__Dataset rows__:
* Begin *

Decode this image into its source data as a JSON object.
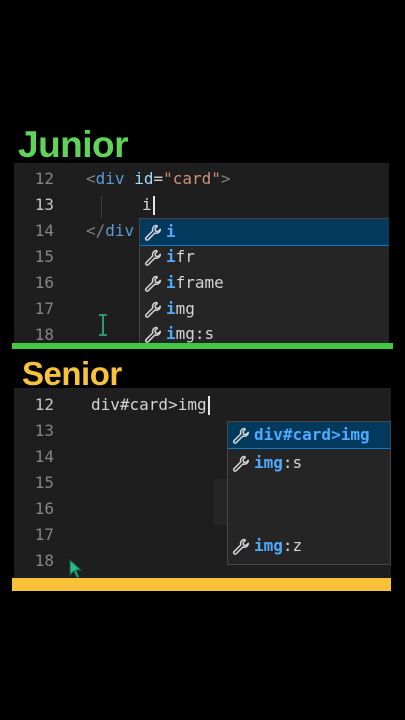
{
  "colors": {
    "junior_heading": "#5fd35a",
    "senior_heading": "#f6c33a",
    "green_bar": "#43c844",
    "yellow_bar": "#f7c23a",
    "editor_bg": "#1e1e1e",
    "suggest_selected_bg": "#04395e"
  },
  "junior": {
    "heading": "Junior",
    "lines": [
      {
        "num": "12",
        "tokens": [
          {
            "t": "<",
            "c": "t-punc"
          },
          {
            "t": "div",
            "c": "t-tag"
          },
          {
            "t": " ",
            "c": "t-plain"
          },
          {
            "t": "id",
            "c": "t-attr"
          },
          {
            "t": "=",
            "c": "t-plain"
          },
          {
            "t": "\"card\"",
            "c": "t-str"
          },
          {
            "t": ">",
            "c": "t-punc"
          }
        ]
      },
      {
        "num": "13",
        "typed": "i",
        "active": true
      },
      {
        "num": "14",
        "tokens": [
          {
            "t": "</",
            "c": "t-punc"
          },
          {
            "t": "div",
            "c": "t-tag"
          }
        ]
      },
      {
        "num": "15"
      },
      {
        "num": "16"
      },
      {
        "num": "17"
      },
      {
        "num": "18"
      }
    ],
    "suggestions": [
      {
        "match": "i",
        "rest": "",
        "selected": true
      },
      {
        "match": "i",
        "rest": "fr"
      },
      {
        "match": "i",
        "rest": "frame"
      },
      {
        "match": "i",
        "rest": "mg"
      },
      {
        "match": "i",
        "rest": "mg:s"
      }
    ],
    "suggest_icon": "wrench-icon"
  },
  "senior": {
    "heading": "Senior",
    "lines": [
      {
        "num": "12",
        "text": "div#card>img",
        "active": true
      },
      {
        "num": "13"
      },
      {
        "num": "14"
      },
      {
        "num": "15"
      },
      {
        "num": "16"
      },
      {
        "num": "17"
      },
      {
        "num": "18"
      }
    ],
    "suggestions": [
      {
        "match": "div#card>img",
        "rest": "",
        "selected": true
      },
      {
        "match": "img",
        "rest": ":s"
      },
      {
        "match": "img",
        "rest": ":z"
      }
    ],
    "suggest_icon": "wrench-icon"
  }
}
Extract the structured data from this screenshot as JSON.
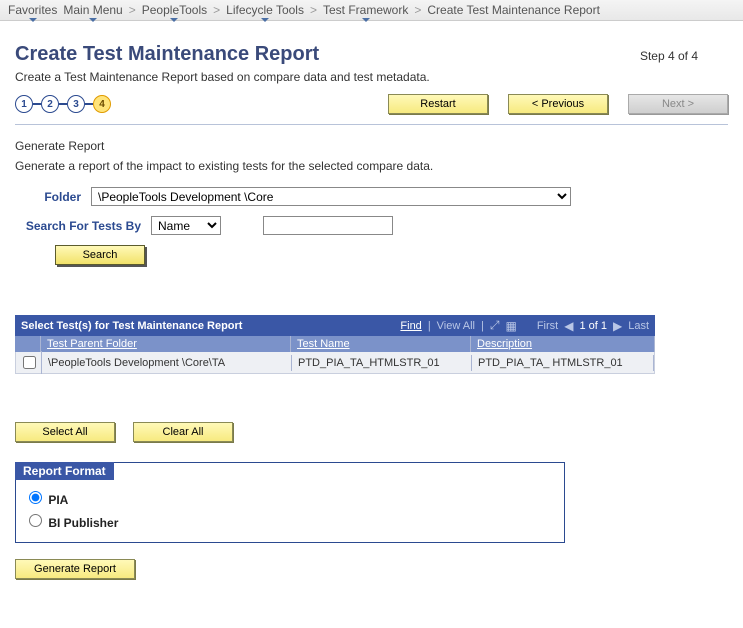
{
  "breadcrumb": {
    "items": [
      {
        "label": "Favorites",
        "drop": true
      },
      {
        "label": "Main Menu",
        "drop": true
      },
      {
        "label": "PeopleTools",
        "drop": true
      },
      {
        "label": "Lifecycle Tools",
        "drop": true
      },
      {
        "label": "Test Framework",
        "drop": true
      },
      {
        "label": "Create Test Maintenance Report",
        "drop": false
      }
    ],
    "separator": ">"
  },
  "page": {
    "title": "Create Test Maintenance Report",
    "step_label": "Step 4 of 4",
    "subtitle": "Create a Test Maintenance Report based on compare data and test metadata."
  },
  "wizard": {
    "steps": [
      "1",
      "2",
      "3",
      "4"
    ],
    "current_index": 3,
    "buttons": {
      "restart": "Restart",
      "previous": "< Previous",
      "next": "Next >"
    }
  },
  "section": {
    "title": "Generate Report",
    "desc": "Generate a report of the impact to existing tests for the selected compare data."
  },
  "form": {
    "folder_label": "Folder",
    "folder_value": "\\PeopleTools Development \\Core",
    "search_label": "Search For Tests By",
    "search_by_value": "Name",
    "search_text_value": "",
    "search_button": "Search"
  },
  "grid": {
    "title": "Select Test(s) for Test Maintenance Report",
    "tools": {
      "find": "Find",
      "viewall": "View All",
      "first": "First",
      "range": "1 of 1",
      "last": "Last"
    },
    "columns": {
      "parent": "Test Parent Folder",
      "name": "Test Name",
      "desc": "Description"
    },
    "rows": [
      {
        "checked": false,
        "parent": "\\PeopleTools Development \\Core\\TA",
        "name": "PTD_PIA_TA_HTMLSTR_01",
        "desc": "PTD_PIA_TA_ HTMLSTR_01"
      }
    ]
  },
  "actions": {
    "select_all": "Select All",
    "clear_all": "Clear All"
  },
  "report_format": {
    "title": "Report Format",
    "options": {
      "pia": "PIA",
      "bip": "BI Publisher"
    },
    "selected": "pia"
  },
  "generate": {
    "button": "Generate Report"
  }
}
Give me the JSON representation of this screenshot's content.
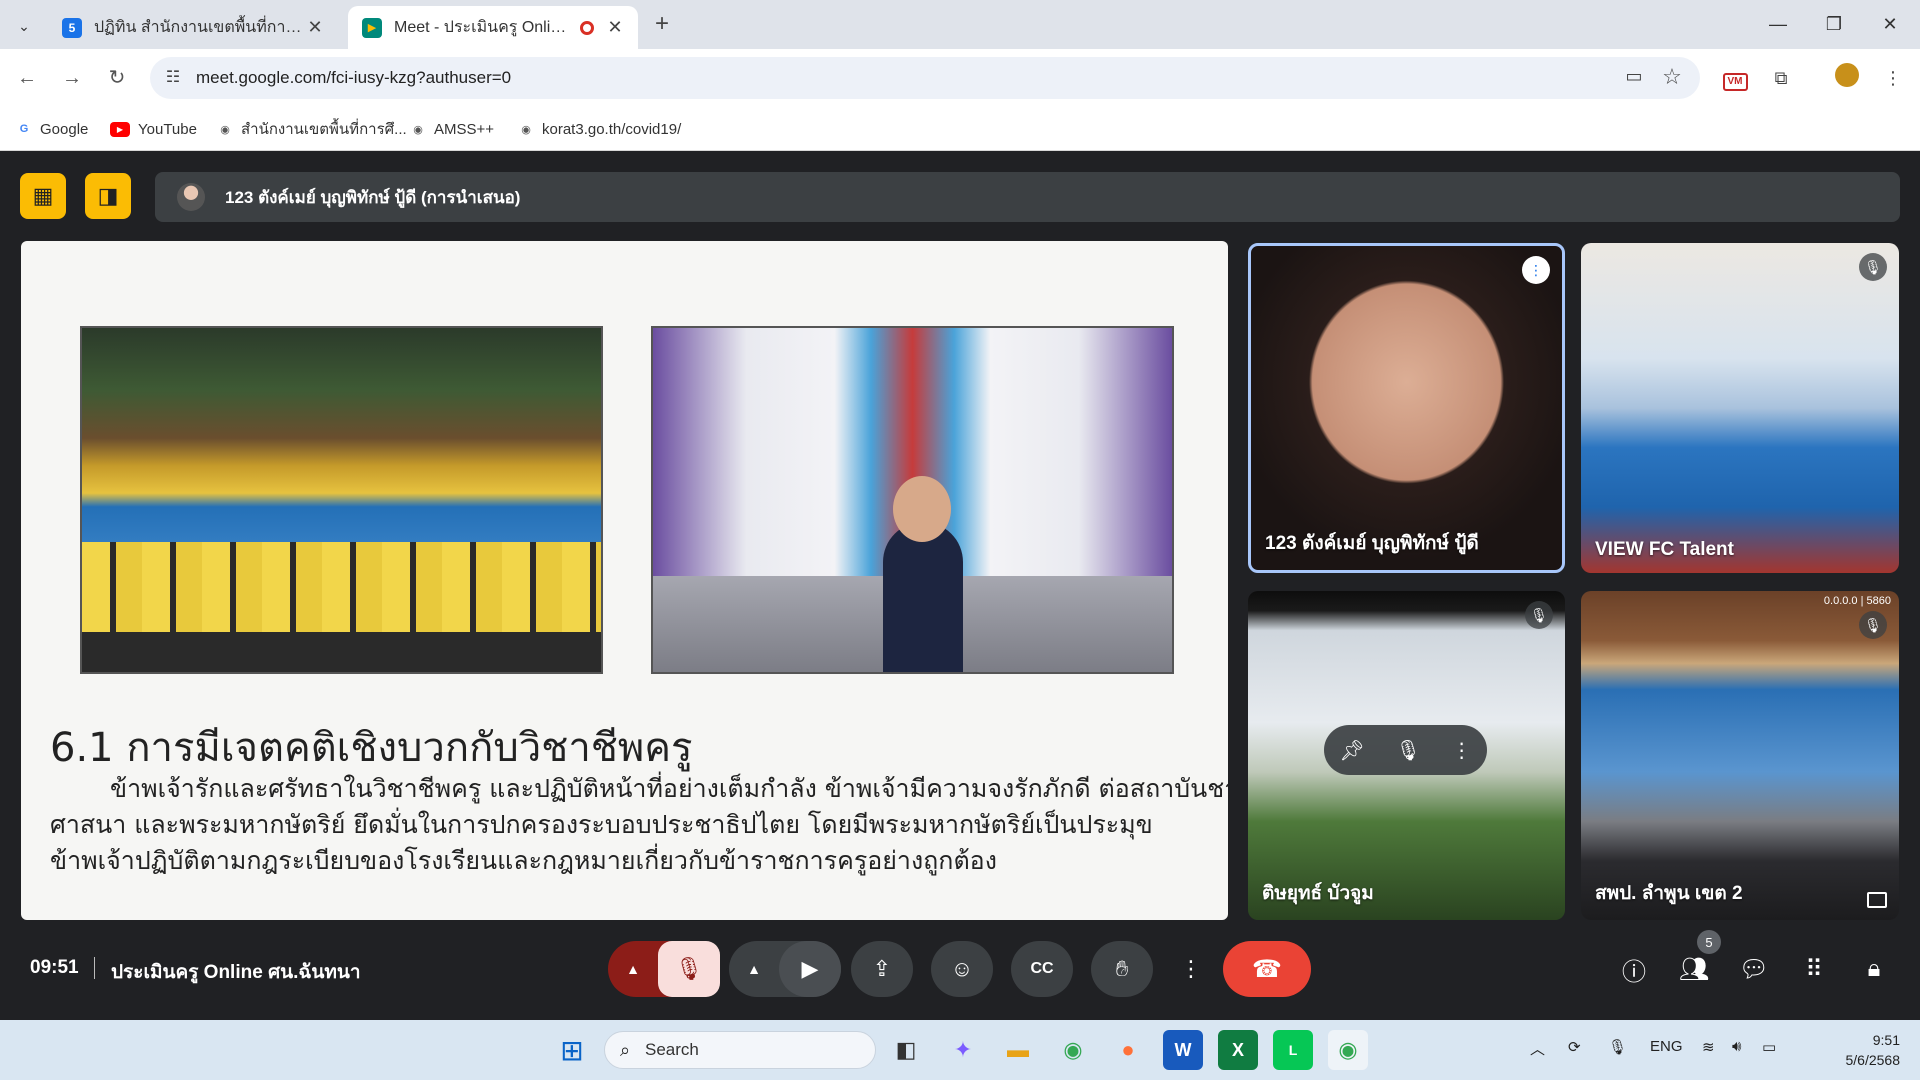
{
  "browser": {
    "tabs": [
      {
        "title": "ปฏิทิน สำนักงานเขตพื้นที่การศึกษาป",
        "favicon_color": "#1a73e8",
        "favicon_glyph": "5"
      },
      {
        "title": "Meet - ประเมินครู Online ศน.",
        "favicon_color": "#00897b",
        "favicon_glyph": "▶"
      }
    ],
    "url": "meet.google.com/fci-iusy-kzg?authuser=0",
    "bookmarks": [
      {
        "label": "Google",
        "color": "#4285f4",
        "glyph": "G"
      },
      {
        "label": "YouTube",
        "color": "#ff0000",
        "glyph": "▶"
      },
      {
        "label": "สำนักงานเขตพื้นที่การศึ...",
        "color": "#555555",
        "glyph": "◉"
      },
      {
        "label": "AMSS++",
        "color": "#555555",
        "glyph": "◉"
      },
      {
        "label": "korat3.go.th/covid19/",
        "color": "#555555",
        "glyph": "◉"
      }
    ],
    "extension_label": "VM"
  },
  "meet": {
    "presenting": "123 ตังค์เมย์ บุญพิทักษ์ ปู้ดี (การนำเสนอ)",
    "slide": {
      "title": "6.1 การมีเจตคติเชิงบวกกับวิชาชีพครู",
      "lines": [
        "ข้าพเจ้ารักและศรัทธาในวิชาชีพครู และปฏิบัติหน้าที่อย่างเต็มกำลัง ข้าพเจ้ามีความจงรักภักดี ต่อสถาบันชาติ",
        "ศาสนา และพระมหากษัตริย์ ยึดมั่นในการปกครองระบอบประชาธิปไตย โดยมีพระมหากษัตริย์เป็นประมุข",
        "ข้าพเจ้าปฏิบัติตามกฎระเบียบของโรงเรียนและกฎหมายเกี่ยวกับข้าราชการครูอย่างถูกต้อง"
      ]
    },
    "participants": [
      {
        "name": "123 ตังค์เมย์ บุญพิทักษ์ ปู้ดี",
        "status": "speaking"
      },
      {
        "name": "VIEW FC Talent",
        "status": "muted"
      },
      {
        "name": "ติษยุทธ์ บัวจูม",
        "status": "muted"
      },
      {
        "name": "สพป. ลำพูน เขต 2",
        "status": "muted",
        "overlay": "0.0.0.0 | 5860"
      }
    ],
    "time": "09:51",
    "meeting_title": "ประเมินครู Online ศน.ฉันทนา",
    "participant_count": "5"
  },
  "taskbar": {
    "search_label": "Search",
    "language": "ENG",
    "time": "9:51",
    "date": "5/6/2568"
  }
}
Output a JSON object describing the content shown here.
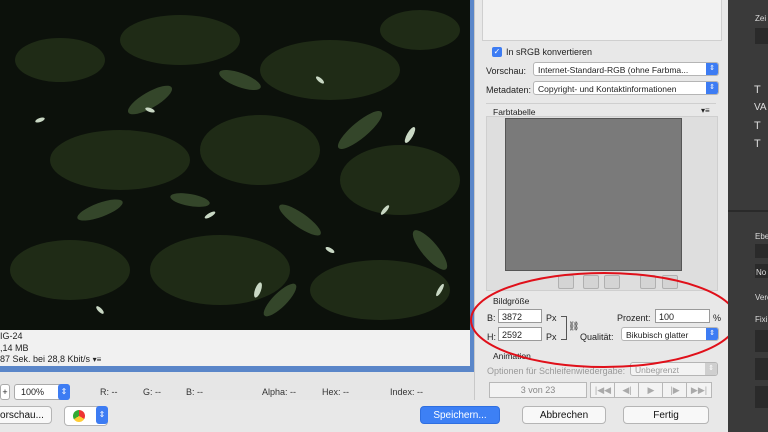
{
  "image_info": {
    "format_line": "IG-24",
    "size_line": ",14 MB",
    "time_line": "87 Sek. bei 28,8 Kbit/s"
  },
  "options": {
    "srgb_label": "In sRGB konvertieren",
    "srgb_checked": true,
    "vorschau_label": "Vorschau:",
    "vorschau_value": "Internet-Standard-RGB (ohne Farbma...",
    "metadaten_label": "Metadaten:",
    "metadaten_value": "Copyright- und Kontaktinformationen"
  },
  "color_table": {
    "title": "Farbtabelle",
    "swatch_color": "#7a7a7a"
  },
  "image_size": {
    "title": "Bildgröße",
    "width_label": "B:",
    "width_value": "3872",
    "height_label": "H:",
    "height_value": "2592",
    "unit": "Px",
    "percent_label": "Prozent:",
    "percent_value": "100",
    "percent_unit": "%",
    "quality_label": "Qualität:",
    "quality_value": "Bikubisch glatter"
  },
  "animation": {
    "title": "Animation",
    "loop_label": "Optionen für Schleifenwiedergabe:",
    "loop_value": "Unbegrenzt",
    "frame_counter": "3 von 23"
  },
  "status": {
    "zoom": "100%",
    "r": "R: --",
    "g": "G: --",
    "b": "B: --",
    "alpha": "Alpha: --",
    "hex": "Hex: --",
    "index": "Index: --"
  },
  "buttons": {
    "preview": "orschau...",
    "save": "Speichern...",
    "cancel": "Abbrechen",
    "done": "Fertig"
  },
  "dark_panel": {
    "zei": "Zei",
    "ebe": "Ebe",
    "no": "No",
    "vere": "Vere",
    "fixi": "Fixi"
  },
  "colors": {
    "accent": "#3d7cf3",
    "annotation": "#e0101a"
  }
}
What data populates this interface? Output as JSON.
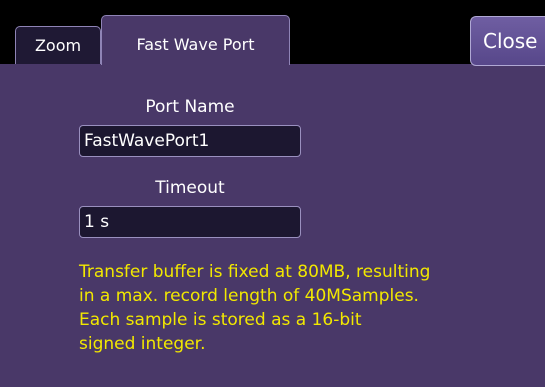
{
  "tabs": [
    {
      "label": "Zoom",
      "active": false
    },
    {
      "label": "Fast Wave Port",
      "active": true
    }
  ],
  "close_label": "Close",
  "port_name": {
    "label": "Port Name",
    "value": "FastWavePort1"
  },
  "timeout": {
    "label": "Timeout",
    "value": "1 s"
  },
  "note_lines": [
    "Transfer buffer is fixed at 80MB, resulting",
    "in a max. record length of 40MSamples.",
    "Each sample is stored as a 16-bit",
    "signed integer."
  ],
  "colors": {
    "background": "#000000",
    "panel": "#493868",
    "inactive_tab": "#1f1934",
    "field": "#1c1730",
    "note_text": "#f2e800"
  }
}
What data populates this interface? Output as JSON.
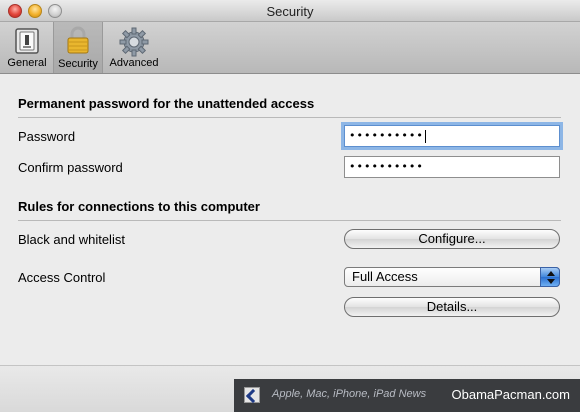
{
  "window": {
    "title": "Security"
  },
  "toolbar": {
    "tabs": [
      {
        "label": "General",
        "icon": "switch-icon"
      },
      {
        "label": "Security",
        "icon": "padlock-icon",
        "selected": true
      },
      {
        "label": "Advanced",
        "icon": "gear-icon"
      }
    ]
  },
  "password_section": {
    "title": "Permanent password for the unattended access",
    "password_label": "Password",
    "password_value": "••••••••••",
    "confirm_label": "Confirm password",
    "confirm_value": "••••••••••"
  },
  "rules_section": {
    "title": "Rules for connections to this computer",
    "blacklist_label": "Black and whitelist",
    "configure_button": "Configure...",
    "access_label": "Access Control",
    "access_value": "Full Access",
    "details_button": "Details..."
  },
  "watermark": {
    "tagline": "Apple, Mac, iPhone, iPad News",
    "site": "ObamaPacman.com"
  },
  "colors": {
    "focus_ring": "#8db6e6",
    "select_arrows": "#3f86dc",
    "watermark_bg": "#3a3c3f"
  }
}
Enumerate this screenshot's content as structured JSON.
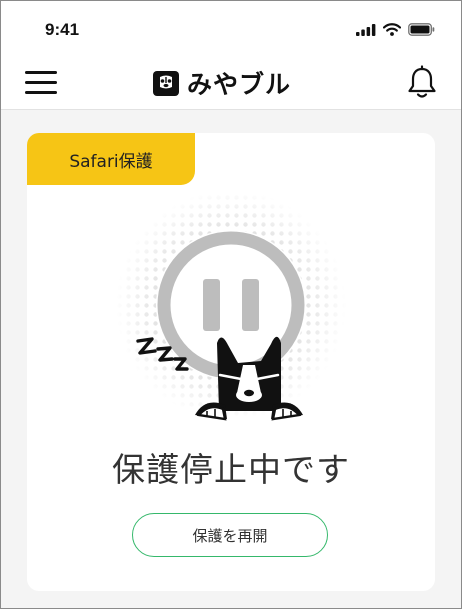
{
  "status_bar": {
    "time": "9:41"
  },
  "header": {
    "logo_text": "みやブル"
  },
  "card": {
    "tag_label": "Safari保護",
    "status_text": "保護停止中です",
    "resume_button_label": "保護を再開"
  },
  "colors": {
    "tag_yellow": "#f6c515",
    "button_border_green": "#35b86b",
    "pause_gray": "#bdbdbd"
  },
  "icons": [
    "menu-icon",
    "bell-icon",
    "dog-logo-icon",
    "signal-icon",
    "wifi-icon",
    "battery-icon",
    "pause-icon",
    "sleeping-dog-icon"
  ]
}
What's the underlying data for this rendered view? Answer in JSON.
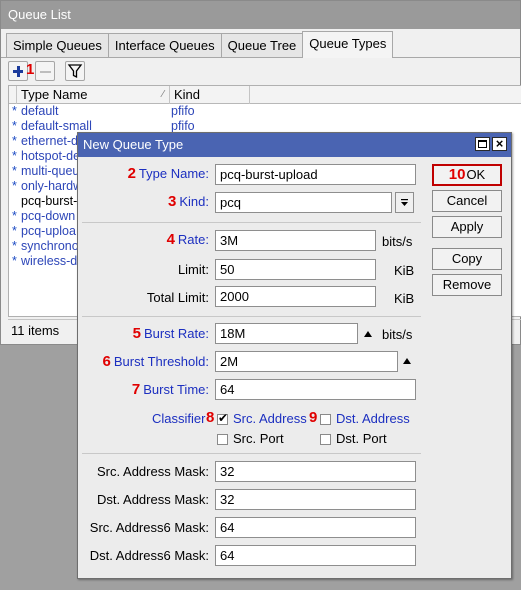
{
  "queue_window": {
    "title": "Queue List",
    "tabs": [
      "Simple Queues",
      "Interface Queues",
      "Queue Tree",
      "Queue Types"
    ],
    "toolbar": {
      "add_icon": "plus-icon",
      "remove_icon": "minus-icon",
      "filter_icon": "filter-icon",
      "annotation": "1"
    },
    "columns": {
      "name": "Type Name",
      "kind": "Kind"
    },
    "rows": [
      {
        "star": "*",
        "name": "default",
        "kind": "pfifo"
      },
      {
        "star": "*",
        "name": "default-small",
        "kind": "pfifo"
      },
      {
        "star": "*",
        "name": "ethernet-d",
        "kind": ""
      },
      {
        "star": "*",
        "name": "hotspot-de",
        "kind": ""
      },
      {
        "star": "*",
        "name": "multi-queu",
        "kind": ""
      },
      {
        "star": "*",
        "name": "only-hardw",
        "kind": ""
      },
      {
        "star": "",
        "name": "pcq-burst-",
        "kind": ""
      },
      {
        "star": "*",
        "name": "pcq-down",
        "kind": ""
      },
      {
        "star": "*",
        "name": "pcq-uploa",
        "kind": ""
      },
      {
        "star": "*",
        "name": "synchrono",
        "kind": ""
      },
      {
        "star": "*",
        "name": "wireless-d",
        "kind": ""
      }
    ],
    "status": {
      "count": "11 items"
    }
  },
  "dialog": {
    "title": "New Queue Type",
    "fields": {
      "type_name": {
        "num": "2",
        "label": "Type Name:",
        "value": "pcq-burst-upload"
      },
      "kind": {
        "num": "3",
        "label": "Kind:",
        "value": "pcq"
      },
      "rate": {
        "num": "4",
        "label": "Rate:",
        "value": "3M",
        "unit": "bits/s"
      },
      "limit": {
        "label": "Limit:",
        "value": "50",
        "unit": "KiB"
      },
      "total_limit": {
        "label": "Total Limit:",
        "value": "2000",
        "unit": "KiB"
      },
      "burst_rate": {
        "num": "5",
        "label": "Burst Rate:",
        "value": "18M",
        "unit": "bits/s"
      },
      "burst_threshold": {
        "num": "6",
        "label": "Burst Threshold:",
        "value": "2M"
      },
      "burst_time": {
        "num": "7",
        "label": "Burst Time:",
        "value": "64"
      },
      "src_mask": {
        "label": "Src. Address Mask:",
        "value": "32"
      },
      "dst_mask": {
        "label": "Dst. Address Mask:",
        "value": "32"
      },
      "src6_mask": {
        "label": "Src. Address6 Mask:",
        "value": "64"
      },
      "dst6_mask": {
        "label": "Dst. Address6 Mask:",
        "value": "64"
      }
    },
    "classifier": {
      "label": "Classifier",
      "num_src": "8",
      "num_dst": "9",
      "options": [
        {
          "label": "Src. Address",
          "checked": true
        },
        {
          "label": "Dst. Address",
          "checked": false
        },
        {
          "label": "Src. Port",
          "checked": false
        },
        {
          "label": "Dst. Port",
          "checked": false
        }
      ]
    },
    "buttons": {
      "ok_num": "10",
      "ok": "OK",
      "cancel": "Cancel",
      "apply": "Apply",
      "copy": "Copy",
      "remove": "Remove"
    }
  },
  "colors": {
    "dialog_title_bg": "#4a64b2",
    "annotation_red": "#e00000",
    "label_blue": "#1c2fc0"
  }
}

* End *

__Direction__:
From the data above, copy each line where the string "JSON" appears.

__The output__:
Decode this image into its source data as a JSON object.
Extract the structured data from this screenshot as JSON.
Give me the JSON representation of this screenshot's content.
Output a JSON object describing the content shown here.
What data populates this interface? Output as JSON.
What data populates this interface? Output as JSON.
Enumerate this screenshot's content as structured JSON.
What's the underlying data for this rendered view? Answer in JSON.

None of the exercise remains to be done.